▶ Given request
Copy all the material that follows, keeping every character the same.

══ Given data ══

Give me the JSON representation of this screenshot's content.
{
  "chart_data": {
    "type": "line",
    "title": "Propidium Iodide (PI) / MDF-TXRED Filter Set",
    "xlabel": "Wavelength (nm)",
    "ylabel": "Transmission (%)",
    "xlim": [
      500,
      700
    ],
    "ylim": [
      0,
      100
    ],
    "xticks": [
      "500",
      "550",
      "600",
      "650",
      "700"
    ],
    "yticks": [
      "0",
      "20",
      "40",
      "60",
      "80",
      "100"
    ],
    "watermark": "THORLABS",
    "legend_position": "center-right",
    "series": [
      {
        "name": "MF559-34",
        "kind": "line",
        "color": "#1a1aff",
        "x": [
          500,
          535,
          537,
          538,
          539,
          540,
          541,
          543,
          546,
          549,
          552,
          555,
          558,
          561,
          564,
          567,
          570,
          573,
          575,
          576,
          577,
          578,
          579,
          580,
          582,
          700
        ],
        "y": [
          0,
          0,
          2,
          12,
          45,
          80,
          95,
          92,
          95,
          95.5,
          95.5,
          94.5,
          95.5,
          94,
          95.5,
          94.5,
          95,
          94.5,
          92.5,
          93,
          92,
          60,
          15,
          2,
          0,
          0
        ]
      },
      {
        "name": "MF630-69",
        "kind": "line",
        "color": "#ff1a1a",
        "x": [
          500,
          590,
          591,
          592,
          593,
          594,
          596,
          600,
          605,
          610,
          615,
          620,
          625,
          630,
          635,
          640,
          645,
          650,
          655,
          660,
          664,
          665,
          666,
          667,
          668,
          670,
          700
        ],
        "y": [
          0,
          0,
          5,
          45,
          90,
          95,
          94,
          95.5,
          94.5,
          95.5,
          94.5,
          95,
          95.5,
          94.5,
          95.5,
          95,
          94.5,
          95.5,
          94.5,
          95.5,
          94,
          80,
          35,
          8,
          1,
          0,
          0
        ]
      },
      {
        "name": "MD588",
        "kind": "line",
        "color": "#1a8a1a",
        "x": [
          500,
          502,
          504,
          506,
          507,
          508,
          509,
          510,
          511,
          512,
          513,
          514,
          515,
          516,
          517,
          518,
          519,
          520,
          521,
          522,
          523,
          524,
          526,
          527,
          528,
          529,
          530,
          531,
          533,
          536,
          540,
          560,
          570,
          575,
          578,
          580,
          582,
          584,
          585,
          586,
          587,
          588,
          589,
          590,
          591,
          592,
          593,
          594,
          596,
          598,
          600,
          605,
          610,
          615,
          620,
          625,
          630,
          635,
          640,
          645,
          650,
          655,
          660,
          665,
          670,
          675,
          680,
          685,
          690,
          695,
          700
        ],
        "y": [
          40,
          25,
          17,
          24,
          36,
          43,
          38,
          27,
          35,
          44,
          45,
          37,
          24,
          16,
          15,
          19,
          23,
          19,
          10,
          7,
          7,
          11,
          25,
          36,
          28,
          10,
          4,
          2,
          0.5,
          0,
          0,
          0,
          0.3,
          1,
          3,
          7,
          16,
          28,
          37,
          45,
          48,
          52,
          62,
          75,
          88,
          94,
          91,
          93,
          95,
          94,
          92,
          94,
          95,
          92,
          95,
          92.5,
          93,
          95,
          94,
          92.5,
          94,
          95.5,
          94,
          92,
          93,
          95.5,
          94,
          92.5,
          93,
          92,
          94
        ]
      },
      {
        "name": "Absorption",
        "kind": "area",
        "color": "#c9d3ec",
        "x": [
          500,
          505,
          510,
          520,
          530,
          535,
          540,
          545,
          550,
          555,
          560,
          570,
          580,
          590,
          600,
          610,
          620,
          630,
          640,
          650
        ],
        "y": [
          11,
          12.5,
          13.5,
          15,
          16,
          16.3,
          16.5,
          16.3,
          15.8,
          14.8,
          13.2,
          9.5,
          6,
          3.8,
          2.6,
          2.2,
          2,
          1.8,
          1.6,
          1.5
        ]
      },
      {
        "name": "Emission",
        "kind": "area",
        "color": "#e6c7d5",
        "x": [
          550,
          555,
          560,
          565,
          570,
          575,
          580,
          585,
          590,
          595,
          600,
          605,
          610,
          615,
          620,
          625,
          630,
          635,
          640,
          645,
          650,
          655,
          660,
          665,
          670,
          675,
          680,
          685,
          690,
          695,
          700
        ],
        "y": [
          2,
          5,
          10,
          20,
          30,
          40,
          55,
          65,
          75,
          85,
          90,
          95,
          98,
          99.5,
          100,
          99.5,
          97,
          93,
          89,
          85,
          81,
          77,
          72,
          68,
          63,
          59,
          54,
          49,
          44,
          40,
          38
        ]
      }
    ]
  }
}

═══

▶ Full solution
Give me the JSON representation of this screenshot's content.
{
  "chart_data": {
    "type": "line",
    "title": "Propidium Iodide (PI) / MDF-TXRED Filter Set",
    "xlabel": "Wavelength (nm)",
    "ylabel": "Transmission (%)",
    "xlim": [
      500,
      700
    ],
    "ylim": [
      0,
      100
    ],
    "xticks": [
      "500",
      "550",
      "600",
      "650",
      "700"
    ],
    "yticks": [
      "0",
      "20",
      "40",
      "60",
      "80",
      "100"
    ],
    "watermark": "THORLABS",
    "legend_position": "center-right",
    "series": [
      {
        "name": "MF559-34",
        "kind": "line",
        "color": "#1a1aff",
        "x": [
          500,
          535,
          537,
          538,
          539,
          540,
          541,
          543,
          546,
          549,
          552,
          555,
          558,
          561,
          564,
          567,
          570,
          573,
          575,
          576,
          577,
          578,
          579,
          580,
          582,
          700
        ],
        "y": [
          0,
          0,
          2,
          12,
          45,
          80,
          95,
          92,
          95,
          95.5,
          95.5,
          94.5,
          95.5,
          94,
          95.5,
          94.5,
          95,
          94.5,
          92.5,
          93,
          92,
          60,
          15,
          2,
          0,
          0
        ]
      },
      {
        "name": "MF630-69",
        "kind": "line",
        "color": "#ff1a1a",
        "x": [
          500,
          590,
          591,
          592,
          593,
          594,
          596,
          600,
          605,
          610,
          615,
          620,
          625,
          630,
          635,
          640,
          645,
          650,
          655,
          660,
          664,
          665,
          666,
          667,
          668,
          670,
          700
        ],
        "y": [
          0,
          0,
          5,
          45,
          90,
          95,
          94,
          95.5,
          94.5,
          95.5,
          94.5,
          95,
          95.5,
          94.5,
          95.5,
          95,
          94.5,
          95.5,
          94.5,
          95.5,
          94,
          80,
          35,
          8,
          1,
          0,
          0
        ]
      },
      {
        "name": "MD588",
        "kind": "line",
        "color": "#1a8a1a",
        "x": [
          500,
          502,
          504,
          506,
          507,
          508,
          509,
          510,
          511,
          512,
          513,
          514,
          515,
          516,
          517,
          518,
          519,
          520,
          521,
          522,
          523,
          524,
          526,
          527,
          528,
          529,
          530,
          531,
          533,
          536,
          540,
          560,
          570,
          575,
          578,
          580,
          582,
          584,
          585,
          586,
          587,
          588,
          589,
          590,
          591,
          592,
          593,
          594,
          596,
          598,
          600,
          605,
          610,
          615,
          620,
          625,
          630,
          635,
          640,
          645,
          650,
          655,
          660,
          665,
          670,
          675,
          680,
          685,
          690,
          695,
          700
        ],
        "y": [
          40,
          25,
          17,
          24,
          36,
          43,
          38,
          27,
          35,
          44,
          45,
          37,
          24,
          16,
          15,
          19,
          23,
          19,
          10,
          7,
          7,
          11,
          25,
          36,
          28,
          10,
          4,
          2,
          0.5,
          0,
          0,
          0,
          0.3,
          1,
          3,
          7,
          16,
          28,
          37,
          45,
          48,
          52,
          62,
          75,
          88,
          94,
          91,
          93,
          95,
          94,
          92,
          94,
          95,
          92,
          95,
          92.5,
          93,
          95,
          94,
          92.5,
          94,
          95.5,
          94,
          92,
          93,
          95.5,
          94,
          92.5,
          93,
          92,
          94
        ]
      },
      {
        "name": "Absorption",
        "kind": "area",
        "color": "#c9d3ec",
        "x": [
          500,
          505,
          510,
          520,
          530,
          535,
          540,
          545,
          550,
          555,
          560,
          570,
          580,
          590,
          600,
          610,
          620,
          630,
          640,
          650
        ],
        "y": [
          11,
          12.5,
          13.5,
          15,
          16,
          16.3,
          16.5,
          16.3,
          15.8,
          14.8,
          13.2,
          9.5,
          6,
          3.8,
          2.6,
          2.2,
          2,
          1.8,
          1.6,
          1.5
        ]
      },
      {
        "name": "Emission",
        "kind": "area",
        "color": "#e6c7d5",
        "x": [
          550,
          555,
          560,
          565,
          570,
          575,
          580,
          585,
          590,
          595,
          600,
          605,
          610,
          615,
          620,
          625,
          630,
          635,
          640,
          645,
          650,
          655,
          660,
          665,
          670,
          675,
          680,
          685,
          690,
          695,
          700
        ],
        "y": [
          2,
          5,
          10,
          20,
          30,
          40,
          55,
          65,
          75,
          85,
          90,
          95,
          98,
          99.5,
          100,
          99.5,
          97,
          93,
          89,
          85,
          81,
          77,
          72,
          68,
          63,
          59,
          54,
          49,
          44,
          40,
          38
        ]
      }
    ]
  }
}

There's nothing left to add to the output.